Written problem A: Copy the rows from the line with "question-text[interactable]: Câu 1: Dựa" to the line with "32, 921, 52]" verbatim.

Step by step solution
01
Understanding Equilibrium
For any differential equation \( y' = f(y) \), equilibria occur where \( y' = 0 \), meaning \( f(y) = 0 \). We will determine the values of \( y \) that satisfy this condition for each given equation.
02
Solving for Equilibria (a)
For the equation \( y' = y^2 - 2 \), set this equal to zero: \( y^2 - 2 = 0 \). Solve for \( y \) to find \( y^2 = 2 \). Thus, \( y = \pm \sqrt{2} \) are the equilibria.
03
Solving for Equilibria (b)
For the equation \( y' = \frac{y-3}{y+9} \), set the numerator equal to zero: \( y - 3 = 0 \). Solve for \( y \) to find \( y = 3 \). This is the equilibrium point; note \( y \geq 0 \) does not restrict this solution.

Input for this task:
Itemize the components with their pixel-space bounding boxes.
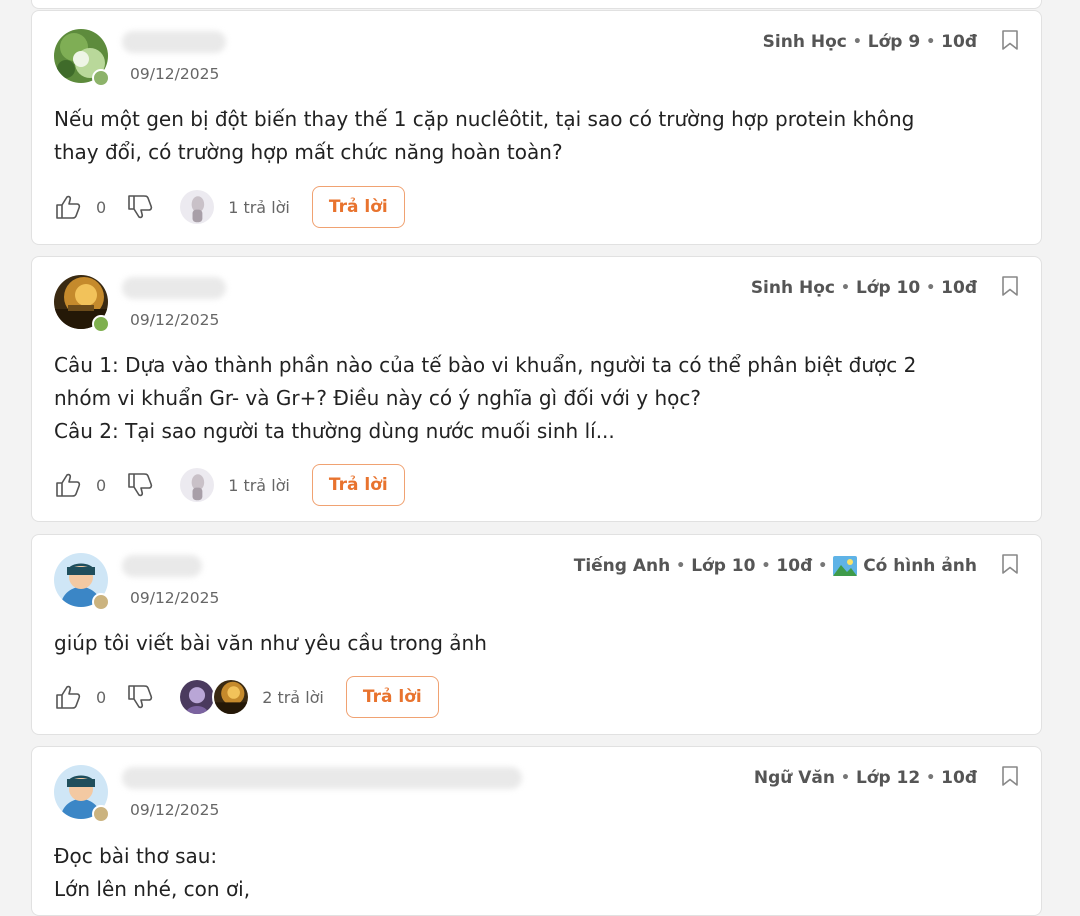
question-text[interactable]: Câu 1: Dựa vào thành phần nào của tế bào…	[54, 349, 916, 448]
reply-button[interactable]: Trả lời	[311, 186, 405, 228]
separator: •	[818, 558, 828, 574]
separator: •	[852, 34, 862, 50]
grade-label: Lớp 9	[867, 32, 921, 52]
post-date: 09/12/2025	[130, 65, 220, 83]
thumbs-down-icon[interactable]	[126, 683, 154, 711]
question-card[interactable]: 09/12/2025 Sinh Học • Lớp 10 • 10đ Câu 1…	[31, 256, 1042, 522]
like-count: 0	[96, 687, 107, 707]
question-text[interactable]: Nếu một gen bị đột biến thay thế 1 cặp n…	[54, 103, 914, 169]
post-date: 09/12/2025	[130, 801, 220, 819]
separator: •	[926, 280, 936, 296]
picture-icon	[833, 556, 858, 576]
replier-avatar	[178, 188, 217, 226]
separator: •	[926, 770, 936, 786]
replier-avatars	[178, 678, 251, 716]
question-meta: Ngữ Văn • Lớp 12 • 10đ	[754, 768, 977, 788]
thumbs-up-icon[interactable]	[54, 471, 82, 499]
thumbs-down-icon[interactable]	[126, 471, 154, 499]
level-badge	[92, 805, 110, 823]
bookmark-icon[interactable]	[1001, 765, 1019, 787]
reply-button[interactable]: Trả lời	[311, 464, 405, 506]
question-text[interactable]: Đọc bài thơ sau: Lớn lên nhé, con ơi,	[54, 840, 250, 906]
question-meta: Tiếng Anh • Lớp 10 • 10đ • Có hình ảnh	[574, 556, 977, 576]
username-blurred	[122, 277, 226, 299]
bookmark-icon[interactable]	[1001, 275, 1019, 297]
question-actions: 0 1 trả lời Trả lời	[54, 185, 405, 229]
replier-avatar	[212, 678, 251, 716]
question-card[interactable]: 09/12/2025 Sinh Học • Lớp 9 • 10đ Nếu mộ…	[31, 10, 1042, 245]
replier-avatars	[178, 466, 217, 504]
question-feed: 09/12/2025 Sinh Học • Lớp 9 • 10đ Nếu mộ…	[0, 0, 1080, 916]
thumbs-up-icon[interactable]	[54, 683, 82, 711]
has-image-label: Có hình ảnh	[863, 556, 977, 576]
question-text[interactable]: giúp tôi viết bài văn như yêu cầu trong …	[54, 627, 487, 660]
post-date: 09/12/2025	[130, 589, 220, 607]
grade-label: Lớp 10	[855, 278, 921, 298]
grade-label: Lớp 10	[691, 556, 756, 576]
reply-count: 1 trả lời	[228, 475, 290, 495]
points-label: 10đ	[941, 768, 977, 788]
username-blurred	[122, 555, 202, 577]
bookmark-icon[interactable]	[1001, 553, 1019, 575]
points-label: 10đ	[941, 278, 977, 298]
thumbs-up-icon[interactable]	[54, 193, 82, 221]
separator: •	[841, 280, 850, 296]
separator: •	[926, 34, 936, 50]
thumbs-down-icon[interactable]	[126, 193, 154, 221]
previous-card-edge	[31, 0, 1042, 9]
replier-avatar	[178, 678, 217, 716]
grade-label: Lớp 12	[855, 768, 921, 788]
like-count: 0	[96, 475, 107, 495]
subject-label: Sinh Học	[762, 32, 847, 52]
question-card[interactable]: 09/12/2025 Tiếng Anh • Lớp 10 • 10đ • Có…	[31, 534, 1042, 735]
level-badge	[92, 593, 110, 611]
bookmark-icon[interactable]	[1001, 29, 1019, 51]
like-count: 0	[96, 197, 107, 217]
question-actions: 0 2 trả lời Trả lời	[54, 675, 439, 719]
reply-count: 2 trả lời	[262, 687, 324, 707]
points-label: 10đ	[941, 32, 977, 52]
question-meta: Sinh Học • Lớp 9 • 10đ	[763, 32, 977, 52]
separator: •	[841, 770, 850, 786]
subject-label: Sinh Học	[750, 278, 835, 298]
level-badge	[92, 315, 110, 333]
question-meta: Sinh Học • Lớp 10 • 10đ	[751, 278, 977, 298]
post-date: 09/12/2025	[130, 311, 220, 329]
points-label: 10đ	[776, 556, 813, 576]
username-blurred	[122, 31, 226, 53]
reply-count: 1 trả lời	[228, 197, 290, 217]
replier-avatars	[178, 188, 217, 226]
reply-button[interactable]: Trả lời	[345, 676, 439, 718]
replier-avatar	[178, 466, 217, 504]
question-actions: 0 1 trả lời Trả lời	[54, 463, 405, 507]
question-card[interactable]: 09/12/2025 Ngữ Văn • Lớp 12 • 10đ Đọc bà…	[31, 746, 1042, 916]
separator: •	[761, 558, 771, 574]
username-blurred	[122, 767, 522, 789]
subject-label: Ngữ Văn	[753, 768, 835, 788]
subject-label: Tiếng Anh	[573, 556, 671, 576]
level-badge	[92, 69, 110, 87]
separator: •	[676, 558, 686, 574]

Written problem B: Pick up the solution on equilibria of differential equations right after its final sentence.

Task response A:
question-text[interactable]: Câu 1: Dựa vào thành phần nào của tế bào…	[54, 349, 916, 448]
reply-button[interactable]: Trả lời	[311, 186, 405, 228]
separator: •	[818, 558, 828, 574]
separator: •	[852, 34, 862, 50]
grade-label: Lớp 9	[867, 32, 921, 52]

Task response B:
04
Solving for Equilibria (c)
For the equation \( y' = y(3-y)(25-y^2) \), set each factor to zero: \( y = 0 \), \( 3 - y = 0 \) giving \( y = 3 \), and \( 25 - y^2 = 0 \) giving \( y = \pm 5 \). The equilibria are \( y = 0, 3, 5, -5 \).
05
Constructing the Phase Plot (a)
Consider the intervals determined by the roots \( y = \pm \sqrt{2} \). For \( y' = y^2 - 2 \), check test points in \((-\infty, -\sqrt{2})\), \((-\sqrt{2}, \sqrt{2})\), and \((\sqrt{2}, \infty)\). The derivative is positive in \((-\infty, -\sqrt{2})\) and \((\sqrt{2}, \infty)\), negative in \((-\sqrt{2}, \sqrt{2})\). This yields motion direction for the phase plot.
06
Constructing the Phase Plot (b)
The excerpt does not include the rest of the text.